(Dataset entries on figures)
+++
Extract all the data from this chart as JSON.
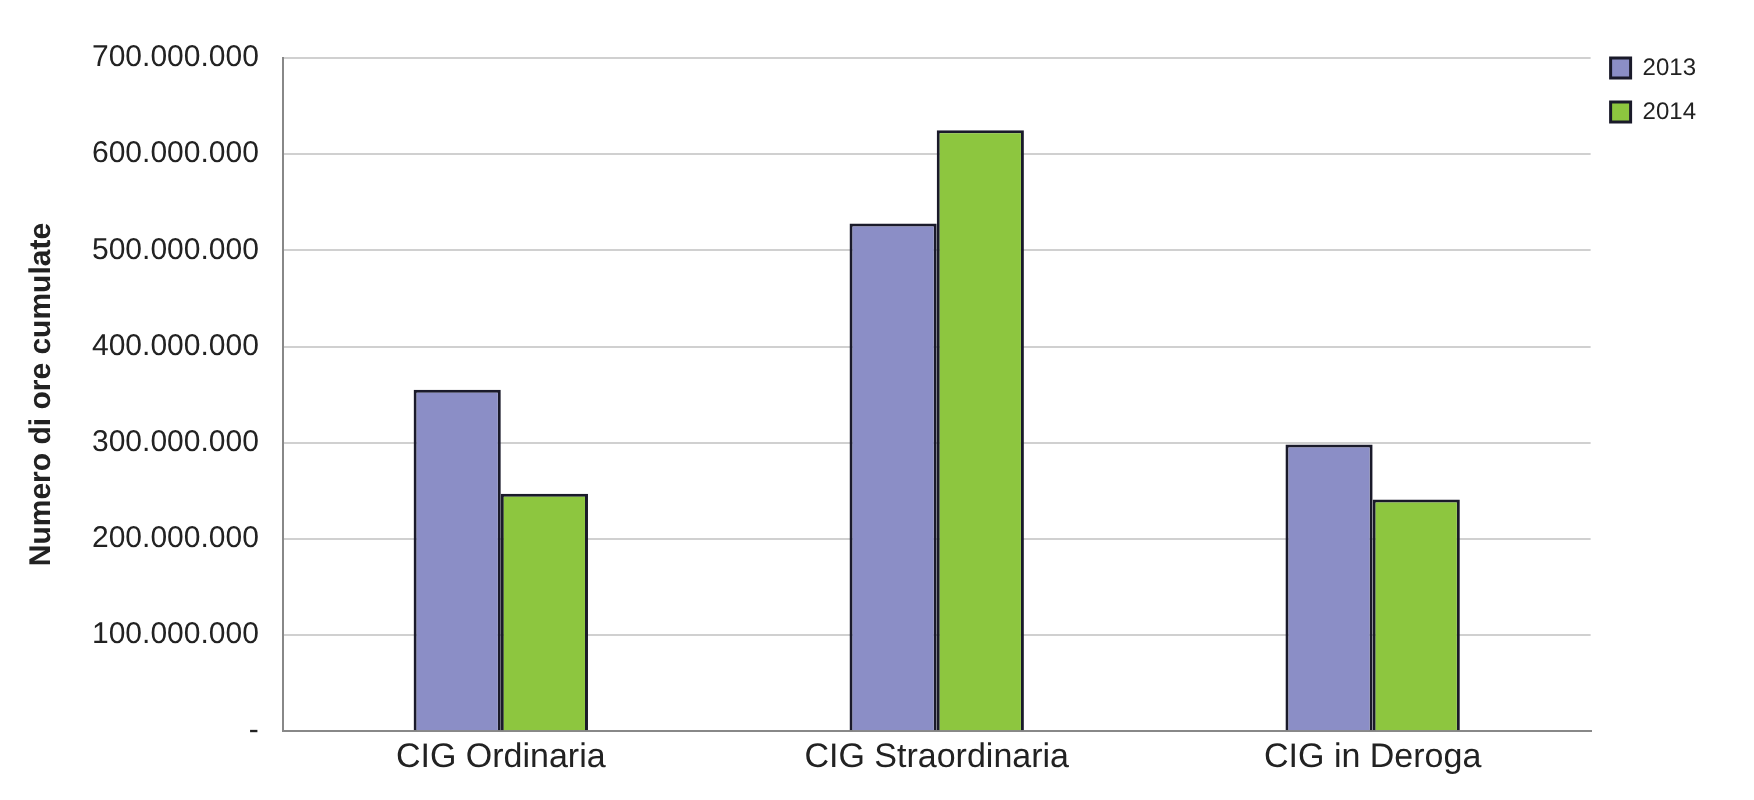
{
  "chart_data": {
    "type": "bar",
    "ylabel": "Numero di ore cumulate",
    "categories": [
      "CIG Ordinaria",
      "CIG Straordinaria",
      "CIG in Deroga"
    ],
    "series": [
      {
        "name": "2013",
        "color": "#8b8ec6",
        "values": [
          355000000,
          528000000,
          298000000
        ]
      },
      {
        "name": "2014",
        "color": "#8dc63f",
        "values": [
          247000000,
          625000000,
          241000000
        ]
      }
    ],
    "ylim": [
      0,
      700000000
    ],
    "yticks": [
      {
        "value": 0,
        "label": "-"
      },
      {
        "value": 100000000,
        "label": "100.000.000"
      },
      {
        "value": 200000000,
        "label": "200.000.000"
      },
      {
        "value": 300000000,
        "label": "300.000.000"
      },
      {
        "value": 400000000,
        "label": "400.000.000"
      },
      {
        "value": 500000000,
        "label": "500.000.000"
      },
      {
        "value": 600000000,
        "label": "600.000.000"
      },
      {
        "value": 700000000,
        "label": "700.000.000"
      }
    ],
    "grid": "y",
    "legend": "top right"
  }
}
+++
### [Task directions]
Every entry must be transcribed exactly. Pictures do not belong in the copy.

### [Response]
Extract all the data from this chart as JSON.
{
  "chart_data": {
    "type": "bar",
    "ylabel": "Numero di ore cumulate",
    "categories": [
      "CIG Ordinaria",
      "CIG Straordinaria",
      "CIG in Deroga"
    ],
    "series": [
      {
        "name": "2013",
        "color": "#8b8ec6",
        "values": [
          355000000,
          528000000,
          298000000
        ]
      },
      {
        "name": "2014",
        "color": "#8dc63f",
        "values": [
          247000000,
          625000000,
          241000000
        ]
      }
    ],
    "ylim": [
      0,
      700000000
    ],
    "yticks": [
      {
        "value": 0,
        "label": "-"
      },
      {
        "value": 100000000,
        "label": "100.000.000"
      },
      {
        "value": 200000000,
        "label": "200.000.000"
      },
      {
        "value": 300000000,
        "label": "300.000.000"
      },
      {
        "value": 400000000,
        "label": "400.000.000"
      },
      {
        "value": 500000000,
        "label": "500.000.000"
      },
      {
        "value": 600000000,
        "label": "600.000.000"
      },
      {
        "value": 700000000,
        "label": "700.000.000"
      }
    ],
    "grid": "y",
    "legend": "top right"
  }
}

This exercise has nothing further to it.